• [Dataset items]
= = = = =
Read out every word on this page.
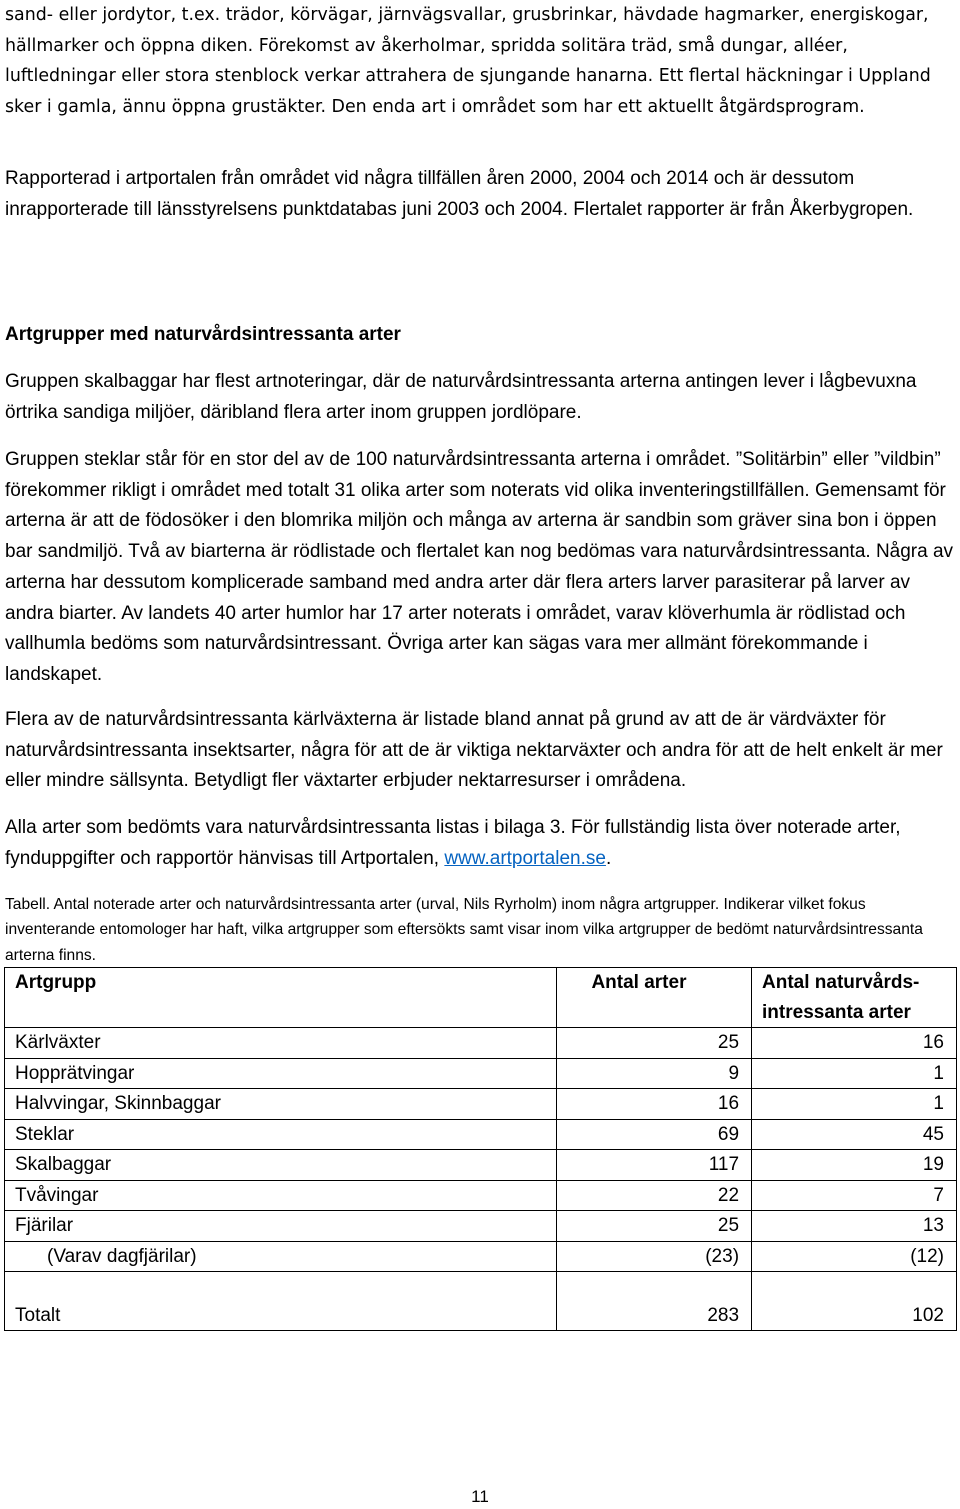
sand- eller jordytor, t.ex. trädor, körvägar, järnvägsvallar, grusbrinkar, hävdade hagmarker, energiskogar, hällmarker och öppna diken. Förekomst av åkerholmar, spridda solitära träd, små dungar, alléer, luftledningar eller stora stenblock verkar attrahera de sjungande hanarna. Ett flertal häckningar i Uppland sker i gamla, ännu öppna grustäkter. Den enda art i området som har ett aktuellt åtgärdsprogram.

Rapporterad i artportalen från området vid några tillfällen åren 2000, 2004 och 2014 och är dessutom inrapporterade till länsstyrelsens punktdatabas juni 2003 och 2004. Flertalet rapporter är från Åkerbygropen.

Artgrupper med naturvårdsintressanta arter

Gruppen skalbaggar har flest artnoteringar, där de naturvårdsintressanta arterna antingen lever i lågbevuxna örtrika sandiga miljöer, däribland flera arter inom gruppen jordlöpare.

Gruppen steklar står för en stor del av de 100 naturvårdsintressanta arterna i området. ”Solitärbin” eller ”vildbin” förekommer rikligt i området med totalt 31 olika arter som noterats vid olika inventeringstillfällen. Gemensamt för arterna är att de födosöker i den blomrika miljön och många av arterna är sandbin som gräver sina bon i öppen bar sandmiljö. Två av biarterna är rödlistade och flertalet kan nog bedömas vara naturvårdsintressanta. Några av arterna har dessutom komplicerade samband med andra arter där flera arters larver parasiterar på larver av andra biarter. Av landets 40 arter humlor har 17 arter noterats i området, varav klöverhumla är rödlistad och vallhumla bedöms som naturvårdsintressant. Övriga arter kan sägas vara mer allmänt förekommande i landskapet.

Flera av de naturvårdsintressanta kärlväxterna är listade bland annat på grund av att de är värdväxter för naturvårdsintressanta insektsarter, några för att de är viktiga nektarväxter och andra för att de helt enkelt är mer eller mindre sällsynta. Betydligt fler växtarter erbjuder nektarresurser i områdena.

Alla arter som bedömts vara naturvårdsintressanta listas i bilaga 3. För fullständig lista över noterade arter, fynduppgifter och rapportör hänvisas till Artportalen, www.artportalen.se.

Tabell. Antal noterade arter och naturvårdsintressanta arter (urval, Nils Ryrholm) inom några artgrupper. Indikerar vilket fokus inventerande entomologer har haft, vilka artgrupper som eftersökts samt visar inom vilka artgrupper de bedömt naturvårdsintressanta arterna finns.

Artgrupp	Antal arter	Antal naturvårds-
intressanta arter
Kärlväxter	25	16
Hopprätvingar	9	1
Halvvingar, Skinnbaggar	16	1
Steklar	69	45
Skalbaggar	117	19
Tvåvingar	22	7
Fjärilar	25	13
(Varav dagfjärilar)	(23)	(12)
Totalt	283	102
11
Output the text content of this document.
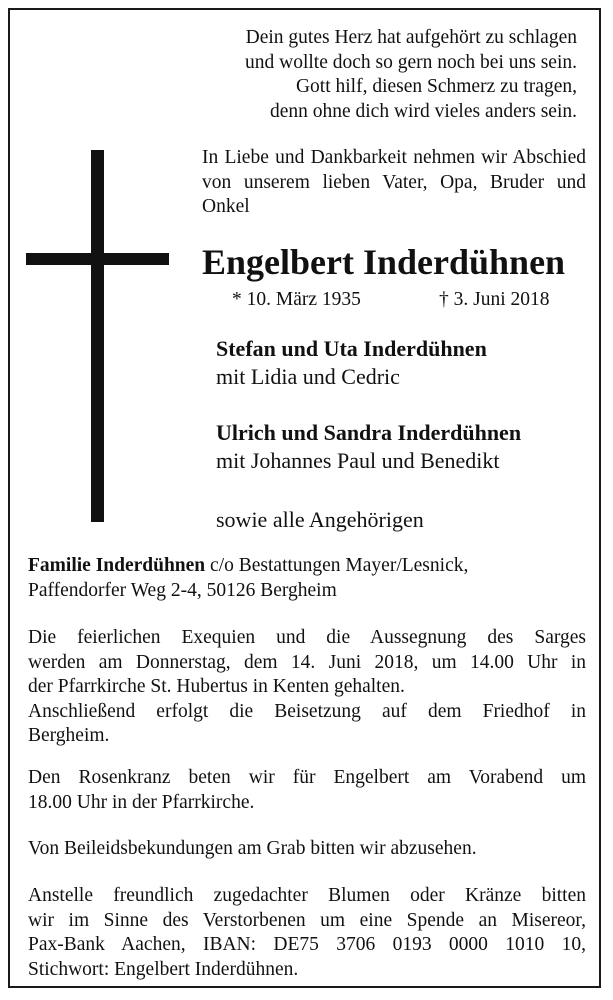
Dein gutes Herz hat aufgehört zu schlagen
und wollte doch so gern noch bei uns sein.
Gott hilf, diesen Schmerz zu tragen,
denn ohne dich wird vieles anders sein.

In Liebe und Dankbarkeit nehmen wir Abschied von unserem lieben Vater, Opa, Bruder und Onkel

Engelbert Inderdühnen
* 10. März 1935	† 3. Juni 2018
Stefan und Uta Inderdühnen
mit Lidia und Cedric
Ulrich und Sandra Inderdühnen
mit Johannes Paul und Benedikt
sowie alle Angehörigen

Familie Inderdühnen c/o Bestattungen Mayer/Lesnick,
Paffendorfer Weg 2-4, 50126 Bergheim

Die feierlichen Exequien und die Aussegnung des Sarges
werden am Donnerstag, dem 14. Juni 2018, um 14.00 Uhr in
der Pfarrkirche St. Hubertus in Kenten gehalten.
Anschließend erfolgt die Beisetzung auf dem Friedhof in
Bergheim.

Den Rosenkranz beten wir für Engelbert am Vorabend um
18.00 Uhr in der Pfarrkirche.

Von Beileidsbekundungen am Grab bitten wir abzusehen.

Anstelle freundlich zugedachter Blumen oder Kränze bitten
wir im Sinne des Verstorbenen um eine Spende an Misereor,
Pax-Bank Aachen, IBAN: DE75 3706 0193 0000 1010 10,
Stichwort: Engelbert Inderdühnen.
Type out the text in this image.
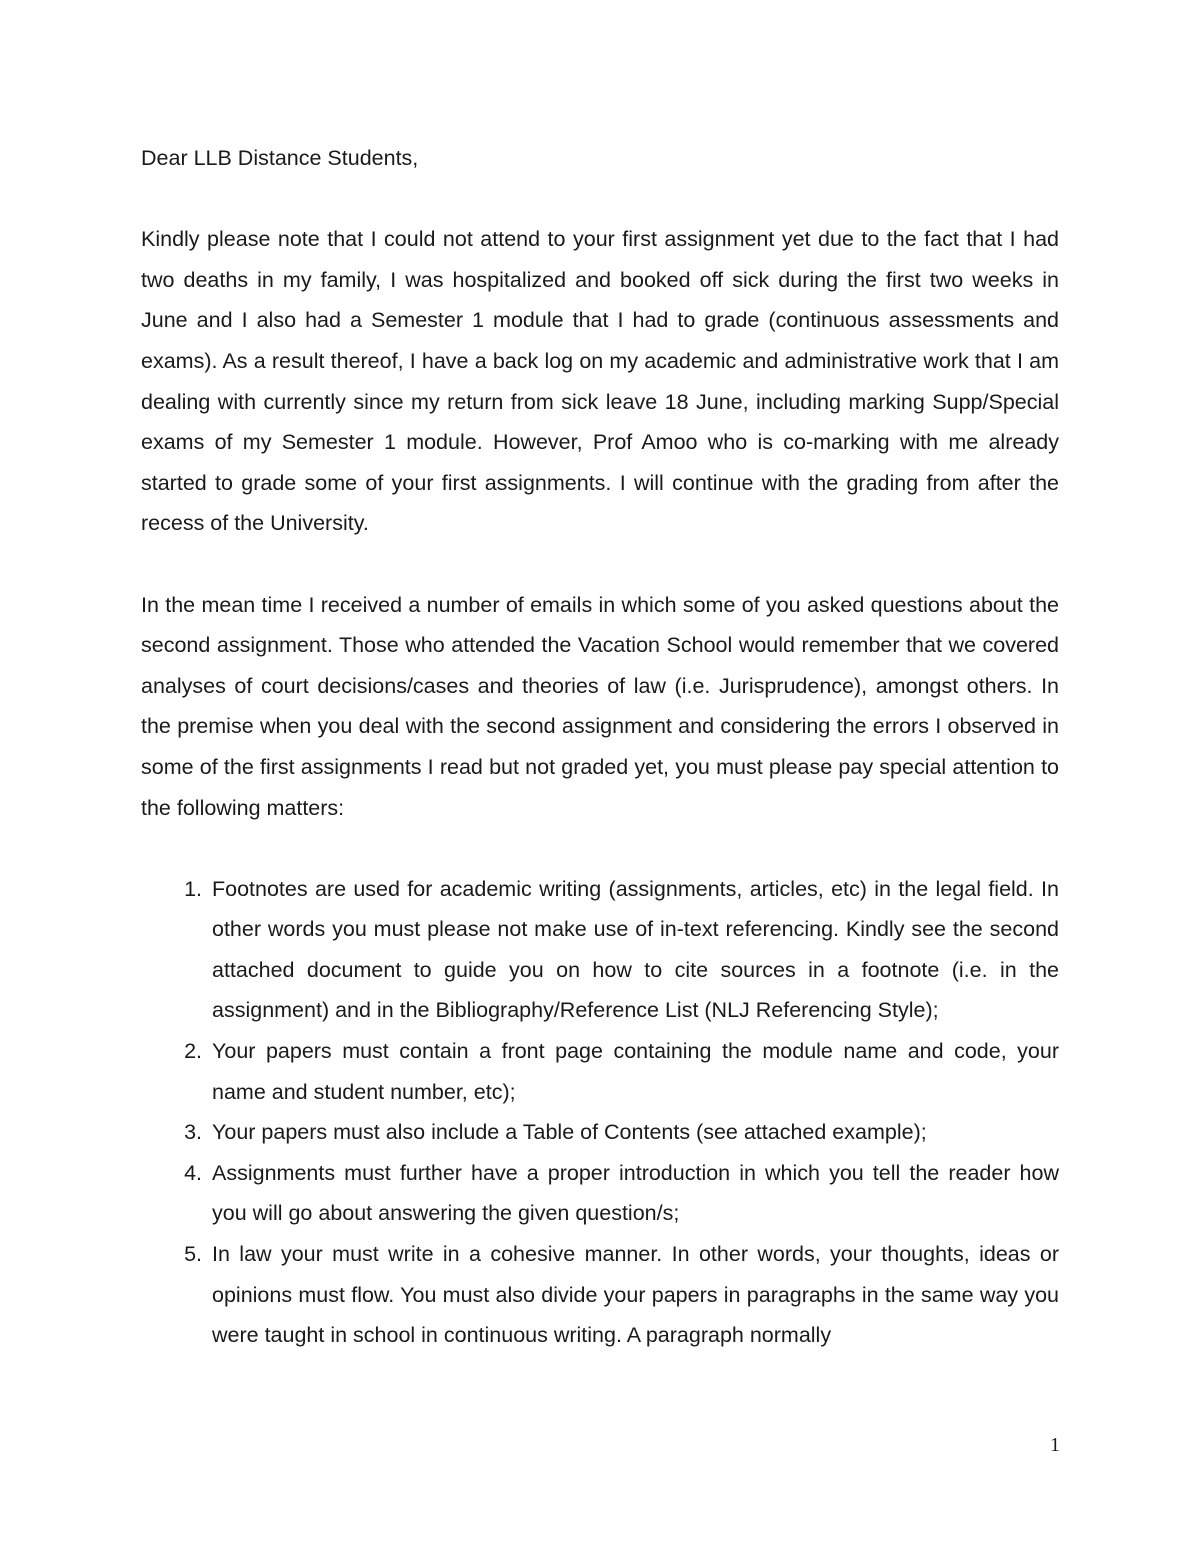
Dear LLB Distance Students,

Kindly please note that I could not attend to your first assignment yet due to the fact that I had two deaths in my family, I was hospitalized and booked off sick during the first two weeks in June and I also had a Semester 1 module that I had to grade (continuous assessments and exams). As a result thereof, I have a back log on my academic and administrative work that I am dealing with currently since my return from sick leave 18 June, including marking Supp/Special exams of my Semester 1 module. However, Prof Amoo who is co-marking with me already started to grade some of your first assignments. I will continue with the grading from after the recess of the University.

In the mean time I received a number of emails in which some of you asked questions about the second assignment. Those who attended the Vacation School would remember that we covered analyses of court decisions/cases and theories of law (i.e. Jurisprudence), amongst others. In the premise when you deal with the second assignment and considering the errors I observed in some of the first assignments I read but not graded yet, you must please pay special attention to the following matters:

1. Footnotes are used for academic writing (assignments, articles, etc) in the legal field. In other words you must please not make use of in-text referencing. Kindly see the second attached document to guide you on how to cite sources in a footnote (i.e. in the assignment) and in the Bibliography/Reference List (NLJ Referencing Style);
2. Your papers must contain a front page containing the module name and code, your name and student number, etc);
3. Your papers must also include a Table of Contents (see attached example);
4. Assignments must further have a proper introduction in which you tell the reader how you will go about answering the given question/s;
5. In law your must write in a cohesive manner. In other words, your thoughts, ideas or opinions must flow. You must also divide your papers in paragraphs in the same way you were taught in school in continuous writing. A paragraph normally
1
= = = = =
• [What the task requires]
What you return should match the records above word for word, minus the pictures.

• [Answer below]
Read out every word on this page.
sand- eller jordytor, t.ex. trädor, körvägar, järnvägsvallar, grusbrinkar, hävdade hagmarker, energiskogar, hällmarker och öppna diken. Förekomst av åkerholmar, spridda solitära träd, små dungar, alléer, luftledningar eller stora stenblock verkar attrahera de sjungande hanarna. Ett flertal häckningar i Uppland sker i gamla, ännu öppna grustäkter. Den enda art i området som har ett aktuellt åtgärdsprogram.

Rapporterad i artportalen från området vid några tillfällen åren 2000, 2004 och 2014 och är dessutom inrapporterade till länsstyrelsens punktdatabas juni 2003 och 2004. Flertalet rapporter är från Åkerbygropen.

Artgrupper med naturvårdsintressanta arter

Gruppen skalbaggar har flest artnoteringar, där de naturvårdsintressanta arterna antingen lever i lågbevuxna örtrika sandiga miljöer, däribland flera arter inom gruppen jordlöpare.

Gruppen steklar står för en stor del av de 100 naturvårdsintressanta arterna i området. ”Solitärbin” eller ”vildbin” förekommer rikligt i området med totalt 31 olika arter som noterats vid olika inventeringstillfällen. Gemensamt för arterna är att de födosöker i den blomrika miljön och många av arterna är sandbin som gräver sina bon i öppen bar sandmiljö. Två av biarterna är rödlistade och flertalet kan nog bedömas vara naturvårdsintressanta. Några av arterna har dessutom komplicerade samband med andra arter där flera arters larver parasiterar på larver av andra biarter. Av landets 40 arter humlor har 17 arter noterats i området, varav klöverhumla är rödlistad och vallhumla bedöms som naturvårdsintressant. Övriga arter kan sägas vara mer allmänt förekommande i landskapet.

Flera av de naturvårdsintressanta kärlväxterna är listade bland annat på grund av att de är värdväxter för naturvårdsintressanta insektsarter, några för att de är viktiga nektarväxter och andra för att de helt enkelt är mer eller mindre sällsynta. Betydligt fler växtarter erbjuder nektarresurser i områdena.

Alla arter som bedömts vara naturvårdsintressanta listas i bilaga 3. För fullständig lista över noterade arter, fynduppgifter och rapportör hänvisas till Artportalen, www.artportalen.se.

Tabell. Antal noterade arter och naturvårdsintressanta arter (urval, Nils Ryrholm) inom några artgrupper. Indikerar vilket fokus inventerande entomologer har haft, vilka artgrupper som eftersökts samt visar inom vilka artgrupper de bedömt naturvårdsintressanta arterna finns.

Artgrupp	Antal arter	Antal naturvårds-
intressanta arter
Kärlväxter	25	16
Hopprätvingar	9	1
Halvvingar, Skinnbaggar	16	1
Steklar	69	45
Skalbaggar	117	19
Tvåvingar	22	7
Fjärilar	25	13
(Varav dagfjärilar)	(23)	(12)
Totalt	283	102
11
Output the text content of this document.
Dein gutes Herz hat aufgehört zu schlagen
und wollte doch so gern noch bei uns sein.
Gott hilf, diesen Schmerz zu tragen,
denn ohne dich wird vieles anders sein.

In Liebe und Dankbarkeit nehmen wir Abschied von unserem lieben Vater, Opa, Bruder und Onkel

Engelbert Inderdühnen
* 10. März 1935	† 3. Juni 2018
Stefan und Uta Inderdühnen
mit Lidia und Cedric
Ulrich und Sandra Inderdühnen
mit Johannes Paul und Benedikt
sowie alle Angehörigen

Familie Inderdühnen c/o Bestattungen Mayer/Lesnick,
Paffendorfer Weg 2-4, 50126 Bergheim

Die feierlichen Exequien und die Aussegnung des Sarges
werden am Donnerstag, dem 14. Juni 2018, um 14.00 Uhr in
der Pfarrkirche St. Hubertus in Kenten gehalten.
Anschließend erfolgt die Beisetzung auf dem Friedhof in
Bergheim.

Den Rosenkranz beten wir für Engelbert am Vorabend um
18.00 Uhr in der Pfarrkirche.

Von Beileidsbekundungen am Grab bitten wir abzusehen.

Anstelle freundlich zugedachter Blumen oder Kränze bitten
wir im Sinne des Verstorbenen um eine Spende an Misereor,
Pax-Bank Aachen, IBAN: DE75 3706 0193 0000 1010 10,
Stichwort: Engelbert Inderdühnen.
Type out the text in this image.
Dear LLB Distance Students,

Kindly please note that I could not attend to your first assignment yet due to the fact that I had two deaths in my family, I was hospitalized and booked off sick during the first two weeks in June and I also had a Semester 1 module that I had to grade (continuous assessments and exams). As a result thereof, I have a back log on my academic and administrative work that I am dealing with currently since my return from sick leave 18 June, including marking Supp/Special exams of my Semester 1 module. However, Prof Amoo who is co-marking with me already started to grade some of your first assignments. I will continue with the grading from after the recess of the University.

In the mean time I received a number of emails in which some of you asked questions about the second assignment. Those who attended the Vacation School would remember that we covered analyses of court decisions/cases and theories of law (i.e. Jurisprudence), amongst others. In the premise when you deal with the second assignment and considering the errors I observed in some of the first assignments I read but not graded yet, you must please pay special attention to the following matters:

1. Footnotes are used for academic writing (assignments, articles, etc) in the legal field. In other words you must please not make use of in-text referencing. Kindly see the second attached document to guide you on how to cite sources in a footnote (i.e. in the assignment) and in the Bibliography/Reference List (NLJ Referencing Style);
2. Your papers must contain a front page containing the module name and code, your name and student number, etc);
3. Your papers must also include a Table of Contents (see attached example);
4. Assignments must further have a proper introduction in which you tell the reader how you will go about answering the given question/s;
5. In law your must write in a cohesive manner. In other words, your thoughts, ideas or opinions must flow. You must also divide your papers in paragraphs in the same way you were taught in school in continuous writing. A paragraph normally
1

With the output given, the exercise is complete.